## The task
Search the data for "solids". Return each matching line.

## Information
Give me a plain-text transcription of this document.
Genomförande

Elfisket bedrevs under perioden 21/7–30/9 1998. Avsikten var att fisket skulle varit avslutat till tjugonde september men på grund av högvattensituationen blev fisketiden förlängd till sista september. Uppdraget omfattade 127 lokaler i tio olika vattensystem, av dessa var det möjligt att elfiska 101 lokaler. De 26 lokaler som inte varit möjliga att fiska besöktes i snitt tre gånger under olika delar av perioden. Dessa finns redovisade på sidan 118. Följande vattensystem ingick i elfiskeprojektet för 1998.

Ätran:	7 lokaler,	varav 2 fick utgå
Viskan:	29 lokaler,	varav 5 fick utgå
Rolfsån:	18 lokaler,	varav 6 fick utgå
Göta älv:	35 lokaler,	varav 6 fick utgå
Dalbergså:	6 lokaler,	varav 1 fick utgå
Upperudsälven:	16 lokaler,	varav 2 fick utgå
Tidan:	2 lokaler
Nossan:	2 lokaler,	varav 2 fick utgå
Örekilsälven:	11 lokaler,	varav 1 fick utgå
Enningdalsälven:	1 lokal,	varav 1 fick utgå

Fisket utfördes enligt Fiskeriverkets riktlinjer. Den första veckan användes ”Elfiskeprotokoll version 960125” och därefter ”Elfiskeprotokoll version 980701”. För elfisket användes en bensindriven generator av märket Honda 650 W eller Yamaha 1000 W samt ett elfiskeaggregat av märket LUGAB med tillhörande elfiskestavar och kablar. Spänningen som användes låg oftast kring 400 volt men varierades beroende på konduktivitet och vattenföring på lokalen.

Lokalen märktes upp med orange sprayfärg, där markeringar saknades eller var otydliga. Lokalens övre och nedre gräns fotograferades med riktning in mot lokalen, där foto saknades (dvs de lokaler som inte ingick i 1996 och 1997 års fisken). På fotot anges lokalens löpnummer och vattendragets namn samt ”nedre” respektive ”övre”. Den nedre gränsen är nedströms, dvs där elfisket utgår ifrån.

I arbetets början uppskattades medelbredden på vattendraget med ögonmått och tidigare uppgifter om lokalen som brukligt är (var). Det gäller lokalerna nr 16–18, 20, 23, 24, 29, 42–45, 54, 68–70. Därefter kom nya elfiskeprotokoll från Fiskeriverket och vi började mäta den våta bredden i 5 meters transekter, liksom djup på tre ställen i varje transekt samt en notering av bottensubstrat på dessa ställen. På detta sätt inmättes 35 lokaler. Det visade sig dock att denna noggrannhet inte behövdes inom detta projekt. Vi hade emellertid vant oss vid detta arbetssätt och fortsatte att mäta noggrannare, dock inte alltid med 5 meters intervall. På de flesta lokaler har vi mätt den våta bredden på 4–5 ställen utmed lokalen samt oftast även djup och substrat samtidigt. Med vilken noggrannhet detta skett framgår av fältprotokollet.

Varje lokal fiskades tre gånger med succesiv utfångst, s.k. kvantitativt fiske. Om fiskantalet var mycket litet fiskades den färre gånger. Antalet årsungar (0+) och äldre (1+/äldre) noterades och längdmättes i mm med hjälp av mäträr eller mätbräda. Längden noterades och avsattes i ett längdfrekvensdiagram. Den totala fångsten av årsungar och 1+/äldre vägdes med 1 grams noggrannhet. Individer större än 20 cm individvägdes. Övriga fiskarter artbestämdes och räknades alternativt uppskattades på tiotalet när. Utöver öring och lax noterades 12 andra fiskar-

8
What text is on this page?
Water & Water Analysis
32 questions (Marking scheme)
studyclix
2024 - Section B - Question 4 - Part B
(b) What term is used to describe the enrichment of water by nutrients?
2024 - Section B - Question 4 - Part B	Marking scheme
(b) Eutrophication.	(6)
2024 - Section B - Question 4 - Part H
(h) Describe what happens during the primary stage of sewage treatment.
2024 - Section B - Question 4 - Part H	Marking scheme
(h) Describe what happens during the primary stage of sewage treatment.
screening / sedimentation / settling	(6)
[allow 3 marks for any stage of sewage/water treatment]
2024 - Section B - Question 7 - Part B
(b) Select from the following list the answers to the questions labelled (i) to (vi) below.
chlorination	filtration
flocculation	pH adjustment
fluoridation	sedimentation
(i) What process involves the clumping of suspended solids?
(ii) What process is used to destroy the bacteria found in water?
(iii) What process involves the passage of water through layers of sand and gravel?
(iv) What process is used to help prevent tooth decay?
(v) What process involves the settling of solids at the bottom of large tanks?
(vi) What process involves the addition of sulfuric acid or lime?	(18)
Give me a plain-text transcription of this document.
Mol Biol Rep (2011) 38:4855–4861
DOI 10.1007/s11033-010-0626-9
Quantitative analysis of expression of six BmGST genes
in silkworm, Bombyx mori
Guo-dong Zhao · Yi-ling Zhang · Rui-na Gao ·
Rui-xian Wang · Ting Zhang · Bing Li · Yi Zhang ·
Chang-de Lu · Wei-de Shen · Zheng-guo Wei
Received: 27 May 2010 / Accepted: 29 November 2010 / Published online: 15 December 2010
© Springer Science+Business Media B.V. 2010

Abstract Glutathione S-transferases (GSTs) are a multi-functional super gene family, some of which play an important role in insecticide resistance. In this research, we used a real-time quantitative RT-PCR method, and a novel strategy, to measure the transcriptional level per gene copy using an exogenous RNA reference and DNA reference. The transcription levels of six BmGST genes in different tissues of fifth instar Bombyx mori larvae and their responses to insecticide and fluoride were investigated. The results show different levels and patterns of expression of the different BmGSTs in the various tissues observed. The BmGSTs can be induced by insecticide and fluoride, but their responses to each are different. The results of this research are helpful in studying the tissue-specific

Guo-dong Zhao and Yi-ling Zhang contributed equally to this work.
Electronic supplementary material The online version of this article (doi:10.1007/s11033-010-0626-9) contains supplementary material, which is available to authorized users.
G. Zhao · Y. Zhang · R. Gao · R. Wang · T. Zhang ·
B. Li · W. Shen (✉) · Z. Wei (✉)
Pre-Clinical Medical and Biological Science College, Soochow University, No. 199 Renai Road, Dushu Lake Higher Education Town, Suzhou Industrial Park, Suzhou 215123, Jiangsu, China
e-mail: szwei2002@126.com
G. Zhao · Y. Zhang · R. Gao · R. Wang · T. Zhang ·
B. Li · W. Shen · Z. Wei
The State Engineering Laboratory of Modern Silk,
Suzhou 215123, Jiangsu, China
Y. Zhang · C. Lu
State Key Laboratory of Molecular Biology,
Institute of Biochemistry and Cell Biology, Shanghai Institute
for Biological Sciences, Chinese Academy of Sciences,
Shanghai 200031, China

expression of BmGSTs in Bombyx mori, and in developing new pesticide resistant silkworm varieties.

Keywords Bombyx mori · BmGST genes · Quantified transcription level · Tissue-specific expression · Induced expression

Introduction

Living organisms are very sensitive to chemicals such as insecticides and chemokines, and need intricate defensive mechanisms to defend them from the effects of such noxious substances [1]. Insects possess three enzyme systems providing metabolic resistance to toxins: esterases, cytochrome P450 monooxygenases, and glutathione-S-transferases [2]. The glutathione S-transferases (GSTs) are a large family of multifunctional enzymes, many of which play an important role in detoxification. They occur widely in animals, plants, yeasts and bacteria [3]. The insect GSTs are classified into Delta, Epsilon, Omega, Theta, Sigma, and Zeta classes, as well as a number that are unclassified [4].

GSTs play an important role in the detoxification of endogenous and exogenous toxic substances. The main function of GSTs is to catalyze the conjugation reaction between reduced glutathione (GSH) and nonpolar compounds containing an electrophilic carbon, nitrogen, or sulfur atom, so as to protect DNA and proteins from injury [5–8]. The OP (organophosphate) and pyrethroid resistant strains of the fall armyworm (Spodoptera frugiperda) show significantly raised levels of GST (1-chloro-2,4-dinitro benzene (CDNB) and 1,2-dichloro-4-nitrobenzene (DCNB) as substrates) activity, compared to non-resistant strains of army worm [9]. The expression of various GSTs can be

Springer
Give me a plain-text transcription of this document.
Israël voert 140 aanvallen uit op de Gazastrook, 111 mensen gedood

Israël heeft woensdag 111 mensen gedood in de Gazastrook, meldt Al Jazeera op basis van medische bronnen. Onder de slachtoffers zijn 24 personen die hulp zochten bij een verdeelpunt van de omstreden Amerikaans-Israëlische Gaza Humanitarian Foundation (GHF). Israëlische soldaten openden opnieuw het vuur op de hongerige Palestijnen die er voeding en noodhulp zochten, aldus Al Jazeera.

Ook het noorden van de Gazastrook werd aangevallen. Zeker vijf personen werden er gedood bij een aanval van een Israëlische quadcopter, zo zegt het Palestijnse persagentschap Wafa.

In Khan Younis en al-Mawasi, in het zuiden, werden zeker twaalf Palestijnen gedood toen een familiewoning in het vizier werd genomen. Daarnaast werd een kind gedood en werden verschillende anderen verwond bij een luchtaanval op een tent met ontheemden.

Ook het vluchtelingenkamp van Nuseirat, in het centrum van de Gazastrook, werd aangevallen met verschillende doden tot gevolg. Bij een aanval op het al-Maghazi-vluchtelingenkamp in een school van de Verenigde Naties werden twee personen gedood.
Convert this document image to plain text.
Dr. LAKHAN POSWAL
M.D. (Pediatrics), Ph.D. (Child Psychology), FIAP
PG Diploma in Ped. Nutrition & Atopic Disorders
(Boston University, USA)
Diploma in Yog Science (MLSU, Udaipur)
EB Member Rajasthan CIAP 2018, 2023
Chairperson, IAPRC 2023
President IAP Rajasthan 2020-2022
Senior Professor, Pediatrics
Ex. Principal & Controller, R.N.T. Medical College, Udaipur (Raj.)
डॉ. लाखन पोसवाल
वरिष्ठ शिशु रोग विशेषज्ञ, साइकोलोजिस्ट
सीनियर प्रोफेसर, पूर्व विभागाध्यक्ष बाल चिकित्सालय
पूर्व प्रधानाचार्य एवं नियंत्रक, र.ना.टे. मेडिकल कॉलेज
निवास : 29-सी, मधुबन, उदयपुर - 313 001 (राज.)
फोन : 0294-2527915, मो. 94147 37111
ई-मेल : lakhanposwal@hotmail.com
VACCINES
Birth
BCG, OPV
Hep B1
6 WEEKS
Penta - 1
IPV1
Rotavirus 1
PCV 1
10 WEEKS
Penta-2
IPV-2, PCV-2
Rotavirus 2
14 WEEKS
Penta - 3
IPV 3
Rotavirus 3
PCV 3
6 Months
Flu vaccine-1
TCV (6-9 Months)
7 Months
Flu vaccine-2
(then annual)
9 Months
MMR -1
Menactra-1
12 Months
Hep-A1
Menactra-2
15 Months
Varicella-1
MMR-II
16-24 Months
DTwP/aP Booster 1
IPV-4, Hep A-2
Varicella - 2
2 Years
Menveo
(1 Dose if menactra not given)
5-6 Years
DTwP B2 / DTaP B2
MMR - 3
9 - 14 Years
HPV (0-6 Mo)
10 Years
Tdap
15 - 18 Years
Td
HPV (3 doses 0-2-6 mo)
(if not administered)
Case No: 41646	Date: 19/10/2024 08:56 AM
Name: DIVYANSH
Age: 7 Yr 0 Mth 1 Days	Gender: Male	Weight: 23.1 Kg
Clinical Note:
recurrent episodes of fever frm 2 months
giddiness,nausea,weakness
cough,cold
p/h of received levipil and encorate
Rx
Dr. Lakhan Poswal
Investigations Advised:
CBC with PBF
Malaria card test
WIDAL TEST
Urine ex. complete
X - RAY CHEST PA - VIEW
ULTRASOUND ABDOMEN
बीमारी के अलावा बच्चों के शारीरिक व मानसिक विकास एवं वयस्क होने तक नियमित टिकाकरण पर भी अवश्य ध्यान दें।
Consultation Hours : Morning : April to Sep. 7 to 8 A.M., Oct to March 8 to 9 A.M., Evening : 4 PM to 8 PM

## Answer area
(i) What process involves the clumping of suspended solids?
(v) What process involves the settling of solids at the bottom of large tanks?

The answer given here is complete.